• [Exercise goal]
Verbatim output of all the material below is required.

Records that describe figures
***

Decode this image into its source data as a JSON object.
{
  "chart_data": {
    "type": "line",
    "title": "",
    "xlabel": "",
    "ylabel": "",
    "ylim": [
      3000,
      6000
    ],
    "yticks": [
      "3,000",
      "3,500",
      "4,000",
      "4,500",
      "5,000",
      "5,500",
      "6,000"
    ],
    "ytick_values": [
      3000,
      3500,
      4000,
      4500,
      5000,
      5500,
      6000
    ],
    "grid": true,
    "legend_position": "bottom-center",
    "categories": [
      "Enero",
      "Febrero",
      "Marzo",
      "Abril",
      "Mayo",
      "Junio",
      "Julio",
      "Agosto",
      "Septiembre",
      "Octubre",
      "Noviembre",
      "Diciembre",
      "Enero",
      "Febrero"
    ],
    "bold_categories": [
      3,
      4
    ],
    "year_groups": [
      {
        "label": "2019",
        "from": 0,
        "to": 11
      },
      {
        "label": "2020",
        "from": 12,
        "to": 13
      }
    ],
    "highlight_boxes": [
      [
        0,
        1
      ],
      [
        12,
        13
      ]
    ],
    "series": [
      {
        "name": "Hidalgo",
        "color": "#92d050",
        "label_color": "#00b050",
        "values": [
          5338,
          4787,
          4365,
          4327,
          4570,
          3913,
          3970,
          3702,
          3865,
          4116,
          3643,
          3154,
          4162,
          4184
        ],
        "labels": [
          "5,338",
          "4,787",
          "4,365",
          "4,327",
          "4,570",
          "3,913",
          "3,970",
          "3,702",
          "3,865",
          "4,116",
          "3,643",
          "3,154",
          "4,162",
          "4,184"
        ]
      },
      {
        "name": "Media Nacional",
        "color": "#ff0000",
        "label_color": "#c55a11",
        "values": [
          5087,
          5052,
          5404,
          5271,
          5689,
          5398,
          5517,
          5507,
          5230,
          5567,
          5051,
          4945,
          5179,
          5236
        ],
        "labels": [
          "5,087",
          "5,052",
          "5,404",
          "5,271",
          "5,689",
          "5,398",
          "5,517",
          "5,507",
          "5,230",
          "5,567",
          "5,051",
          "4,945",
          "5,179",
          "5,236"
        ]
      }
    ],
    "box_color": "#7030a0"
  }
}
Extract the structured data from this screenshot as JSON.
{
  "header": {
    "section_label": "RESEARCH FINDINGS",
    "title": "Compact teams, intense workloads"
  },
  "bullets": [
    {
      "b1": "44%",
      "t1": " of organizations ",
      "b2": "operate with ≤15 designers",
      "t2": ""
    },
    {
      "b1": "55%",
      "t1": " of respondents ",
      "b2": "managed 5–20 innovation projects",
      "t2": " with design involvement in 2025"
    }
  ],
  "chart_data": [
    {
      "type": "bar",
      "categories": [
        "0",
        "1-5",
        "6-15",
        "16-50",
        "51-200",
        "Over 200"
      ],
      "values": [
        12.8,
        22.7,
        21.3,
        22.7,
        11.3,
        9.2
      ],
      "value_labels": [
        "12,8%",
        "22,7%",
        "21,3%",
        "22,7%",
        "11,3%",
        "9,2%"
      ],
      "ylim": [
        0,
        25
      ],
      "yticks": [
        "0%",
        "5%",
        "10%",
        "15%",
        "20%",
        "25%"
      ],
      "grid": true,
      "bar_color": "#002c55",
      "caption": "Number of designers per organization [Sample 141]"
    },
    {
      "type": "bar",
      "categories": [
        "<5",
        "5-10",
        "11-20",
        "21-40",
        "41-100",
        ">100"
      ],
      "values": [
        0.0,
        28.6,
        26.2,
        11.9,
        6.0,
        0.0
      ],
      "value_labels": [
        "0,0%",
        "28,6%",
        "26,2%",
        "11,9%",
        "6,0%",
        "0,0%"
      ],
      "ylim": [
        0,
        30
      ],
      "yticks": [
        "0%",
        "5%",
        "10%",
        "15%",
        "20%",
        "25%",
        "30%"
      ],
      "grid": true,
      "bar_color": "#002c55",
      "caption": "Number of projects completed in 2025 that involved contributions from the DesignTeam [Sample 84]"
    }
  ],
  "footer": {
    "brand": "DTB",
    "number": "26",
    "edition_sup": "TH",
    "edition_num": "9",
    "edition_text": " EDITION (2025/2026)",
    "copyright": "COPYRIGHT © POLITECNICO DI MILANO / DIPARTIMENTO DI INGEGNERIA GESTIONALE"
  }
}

***

• [Expected output]
Decode this image into its source data as a JSON object.
{
  "chart_data": {
    "type": "line",
    "title": "",
    "xlabel": "",
    "ylabel": "",
    "ylim": [
      3000,
      6000
    ],
    "yticks": [
      "3,000",
      "3,500",
      "4,000",
      "4,500",
      "5,000",
      "5,500",
      "6,000"
    ],
    "ytick_values": [
      3000,
      3500,
      4000,
      4500,
      5000,
      5500,
      6000
    ],
    "grid": true,
    "legend_position": "bottom-center",
    "categories": [
      "Enero",
      "Febrero",
      "Marzo",
      "Abril",
      "Mayo",
      "Junio",
      "Julio",
      "Agosto",
      "Septiembre",
      "Octubre",
      "Noviembre",
      "Diciembre",
      "Enero",
      "Febrero"
    ],
    "bold_categories": [
      3,
      4
    ],
    "year_groups": [
      {
        "label": "2019",
        "from": 0,
        "to": 11
      },
      {
        "label": "2020",
        "from": 12,
        "to": 13
      }
    ],
    "highlight_boxes": [
      [
        0,
        1
      ],
      [
        12,
        13
      ]
    ],
    "series": [
      {
        "name": "Hidalgo",
        "color": "#92d050",
        "label_color": "#00b050",
        "values": [
          5338,
          4787,
          4365,
          4327,
          4570,
          3913,
          3970,
          3702,
          3865,
          4116,
          3643,
          3154,
          4162,
          4184
        ],
        "labels": [
          "5,338",
          "4,787",
          "4,365",
          "4,327",
          "4,570",
          "3,913",
          "3,970",
          "3,702",
          "3,865",
          "4,116",
          "3,643",
          "3,154",
          "4,162",
          "4,184"
        ]
      },
      {
        "name": "Media Nacional",
        "color": "#ff0000",
        "label_color": "#c55a11",
        "values": [
          5087,
          5052,
          5404,
          5271,
          5689,
          5398,
          5517,
          5507,
          5230,
          5567,
          5051,
          4945,
          5179,
          5236
        ],
        "labels": [
          "5,087",
          "5,052",
          "5,404",
          "5,271",
          "5,689",
          "5,398",
          "5,517",
          "5,507",
          "5,230",
          "5,567",
          "5,051",
          "4,945",
          "5,179",
          "5,236"
        ]
      }
    ],
    "box_color": "#7030a0"
  }
}
Extract the structured data from this screenshot as JSON.
{
  "header": {
    "section_label": "RESEARCH FINDINGS",
    "title": "Compact teams, intense workloads"
  },
  "bullets": [
    {
      "b1": "44%",
      "t1": " of organizations ",
      "b2": "operate with ≤15 designers",
      "t2": ""
    },
    {
      "b1": "55%",
      "t1": " of respondents ",
      "b2": "managed 5–20 innovation projects",
      "t2": " with design involvement in 2025"
    }
  ],
  "chart_data": [
    {
      "type": "bar",
      "categories": [
        "0",
        "1-5",
        "6-15",
        "16-50",
        "51-200",
        "Over 200"
      ],
      "values": [
        12.8,
        22.7,
        21.3,
        22.7,
        11.3,
        9.2
      ],
      "value_labels": [
        "12,8%",
        "22,7%",
        "21,3%",
        "22,7%",
        "11,3%",
        "9,2%"
      ],
      "ylim": [
        0,
        25
      ],
      "yticks": [
        "0%",
        "5%",
        "10%",
        "15%",
        "20%",
        "25%"
      ],
      "grid": true,
      "bar_color": "#002c55",
      "caption": "Number of designers per organization [Sample 141]"
    },
    {
      "type": "bar",
      "categories": [
        "<5",
        "5-10",
        "11-20",
        "21-40",
        "41-100",
        ">100"
      ],
      "values": [
        0.0,
        28.6,
        26.2,
        11.9,
        6.0,
        0.0
      ],
      "value_labels": [
        "0,0%",
        "28,6%",
        "26,2%",
        "11,9%",
        "6,0%",
        "0,0%"
      ],
      "ylim": [
        0,
        30
      ],
      "yticks": [
        "0%",
        "5%",
        "10%",
        "15%",
        "20%",
        "25%",
        "30%"
      ],
      "grid": true,
      "bar_color": "#002c55",
      "caption": "Number of projects completed in 2025 that involved contributions from the DesignTeam [Sample 84]"
    }
  ],
  "footer": {
    "brand": "DTB",
    "number": "26",
    "edition_sup": "TH",
    "edition_num": "9",
    "edition_text": " EDITION (2025/2026)",
    "copyright": "COPYRIGHT © POLITECNICO DI MILANO / DIPARTIMENTO DI INGEGNERIA GESTIONALE"
  }
}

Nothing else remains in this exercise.